== Data for the task ==

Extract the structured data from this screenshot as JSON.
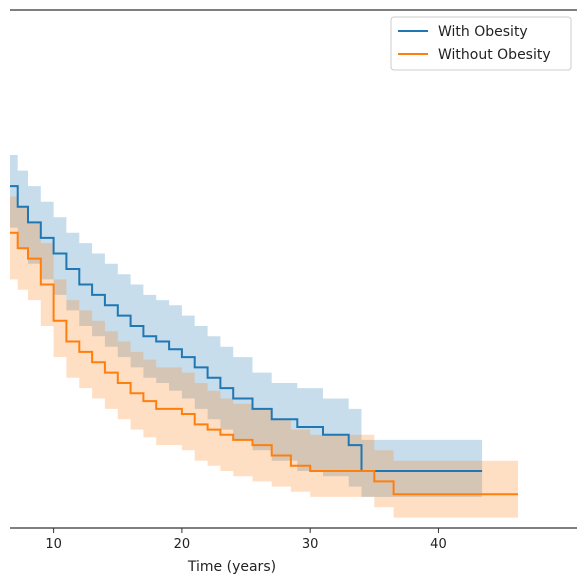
{
  "chart_data": {
    "type": "line",
    "title": "",
    "xlabel": "Time (years)",
    "ylabel": "",
    "xlim": [
      6.6,
      50.8
    ],
    "ylim": [
      0.0,
      1.0
    ],
    "xticks": [
      10,
      20,
      30,
      40
    ],
    "grid": false,
    "legend_position": "top-right",
    "series": [
      {
        "name": "With Obesity",
        "color": "#1f77b4",
        "ci_color": "#1f77b4",
        "steps": [
          [
            6.6,
            0.66
          ],
          [
            7.2,
            0.62
          ],
          [
            8.0,
            0.59
          ],
          [
            9.0,
            0.56
          ],
          [
            10.0,
            0.53
          ],
          [
            11.0,
            0.5
          ],
          [
            12.0,
            0.47
          ],
          [
            13.0,
            0.45
          ],
          [
            14.0,
            0.43
          ],
          [
            15.0,
            0.41
          ],
          [
            16.0,
            0.39
          ],
          [
            17.0,
            0.37
          ],
          [
            18.0,
            0.36
          ],
          [
            19.0,
            0.345
          ],
          [
            20.0,
            0.33
          ],
          [
            21.0,
            0.31
          ],
          [
            22.0,
            0.29
          ],
          [
            23.0,
            0.27
          ],
          [
            24.0,
            0.25
          ],
          [
            25.5,
            0.23
          ],
          [
            27.0,
            0.21
          ],
          [
            29.0,
            0.195
          ],
          [
            31.0,
            0.18
          ],
          [
            33.0,
            0.16
          ],
          [
            34.0,
            0.11
          ],
          [
            43.4,
            0.11
          ]
        ],
        "ci_lower": [
          [
            6.6,
            0.58
          ],
          [
            7.2,
            0.54
          ],
          [
            8.0,
            0.51
          ],
          [
            9.0,
            0.48
          ],
          [
            10.0,
            0.45
          ],
          [
            11.0,
            0.42
          ],
          [
            12.0,
            0.39
          ],
          [
            13.0,
            0.37
          ],
          [
            14.0,
            0.35
          ],
          [
            15.0,
            0.33
          ],
          [
            16.0,
            0.31
          ],
          [
            17.0,
            0.29
          ],
          [
            18.0,
            0.28
          ],
          [
            19.0,
            0.265
          ],
          [
            20.0,
            0.25
          ],
          [
            21.0,
            0.23
          ],
          [
            22.0,
            0.21
          ],
          [
            23.0,
            0.19
          ],
          [
            24.0,
            0.17
          ],
          [
            25.5,
            0.15
          ],
          [
            27.0,
            0.13
          ],
          [
            29.0,
            0.11
          ],
          [
            31.0,
            0.1
          ],
          [
            33.0,
            0.08
          ],
          [
            34.0,
            0.06
          ],
          [
            43.4,
            0.06
          ]
        ],
        "ci_upper": [
          [
            6.6,
            0.72
          ],
          [
            7.2,
            0.69
          ],
          [
            8.0,
            0.66
          ],
          [
            9.0,
            0.63
          ],
          [
            10.0,
            0.6
          ],
          [
            11.0,
            0.57
          ],
          [
            12.0,
            0.55
          ],
          [
            13.0,
            0.53
          ],
          [
            14.0,
            0.51
          ],
          [
            15.0,
            0.49
          ],
          [
            16.0,
            0.47
          ],
          [
            17.0,
            0.45
          ],
          [
            18.0,
            0.44
          ],
          [
            19.0,
            0.43
          ],
          [
            20.0,
            0.41
          ],
          [
            21.0,
            0.39
          ],
          [
            22.0,
            0.37
          ],
          [
            23.0,
            0.35
          ],
          [
            24.0,
            0.33
          ],
          [
            25.5,
            0.3
          ],
          [
            27.0,
            0.28
          ],
          [
            29.0,
            0.27
          ],
          [
            31.0,
            0.25
          ],
          [
            33.0,
            0.23
          ],
          [
            34.0,
            0.17
          ],
          [
            43.4,
            0.17
          ]
        ]
      },
      {
        "name": "Without Obesity",
        "color": "#ff7f0e",
        "ci_color": "#ff7f0e",
        "steps": [
          [
            6.6,
            0.57
          ],
          [
            7.2,
            0.54
          ],
          [
            8.0,
            0.52
          ],
          [
            9.0,
            0.47
          ],
          [
            10.0,
            0.4
          ],
          [
            11.0,
            0.36
          ],
          [
            12.0,
            0.34
          ],
          [
            13.0,
            0.32
          ],
          [
            14.0,
            0.3
          ],
          [
            15.0,
            0.28
          ],
          [
            16.0,
            0.26
          ],
          [
            17.0,
            0.245
          ],
          [
            18.0,
            0.23
          ],
          [
            20.0,
            0.22
          ],
          [
            21.0,
            0.2
          ],
          [
            22.0,
            0.19
          ],
          [
            23.0,
            0.18
          ],
          [
            24.0,
            0.17
          ],
          [
            25.5,
            0.16
          ],
          [
            27.0,
            0.14
          ],
          [
            28.5,
            0.12
          ],
          [
            30.0,
            0.11
          ],
          [
            33.0,
            0.11
          ],
          [
            35.0,
            0.09
          ],
          [
            36.5,
            0.065
          ],
          [
            46.2,
            0.065
          ]
        ],
        "ci_lower": [
          [
            6.6,
            0.48
          ],
          [
            7.2,
            0.46
          ],
          [
            8.0,
            0.44
          ],
          [
            9.0,
            0.39
          ],
          [
            10.0,
            0.33
          ],
          [
            11.0,
            0.29
          ],
          [
            12.0,
            0.27
          ],
          [
            13.0,
            0.25
          ],
          [
            14.0,
            0.23
          ],
          [
            15.0,
            0.21
          ],
          [
            16.0,
            0.19
          ],
          [
            17.0,
            0.175
          ],
          [
            18.0,
            0.16
          ],
          [
            20.0,
            0.15
          ],
          [
            21.0,
            0.13
          ],
          [
            22.0,
            0.12
          ],
          [
            23.0,
            0.11
          ],
          [
            24.0,
            0.1
          ],
          [
            25.5,
            0.09
          ],
          [
            27.0,
            0.08
          ],
          [
            28.5,
            0.07
          ],
          [
            30.0,
            0.06
          ],
          [
            33.0,
            0.06
          ],
          [
            35.0,
            0.04
          ],
          [
            36.5,
            0.02
          ],
          [
            46.2,
            0.02
          ]
        ],
        "ci_upper": [
          [
            6.6,
            0.64
          ],
          [
            7.2,
            0.62
          ],
          [
            8.0,
            0.59
          ],
          [
            9.0,
            0.55
          ],
          [
            10.0,
            0.48
          ],
          [
            11.0,
            0.44
          ],
          [
            12.0,
            0.42
          ],
          [
            13.0,
            0.4
          ],
          [
            14.0,
            0.38
          ],
          [
            15.0,
            0.36
          ],
          [
            16.0,
            0.34
          ],
          [
            17.0,
            0.325
          ],
          [
            18.0,
            0.31
          ],
          [
            20.0,
            0.3
          ],
          [
            21.0,
            0.28
          ],
          [
            22.0,
            0.265
          ],
          [
            23.0,
            0.25
          ],
          [
            24.0,
            0.24
          ],
          [
            25.5,
            0.23
          ],
          [
            27.0,
            0.21
          ],
          [
            28.5,
            0.19
          ],
          [
            30.0,
            0.18
          ],
          [
            33.0,
            0.18
          ],
          [
            35.0,
            0.15
          ],
          [
            36.5,
            0.13
          ],
          [
            46.2,
            0.13
          ]
        ]
      }
    ]
  }
}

===

▸ **Set problem**:
Scan the records above, count the lines with "name" in them, and give only the number.

▸ **Task solution**:
2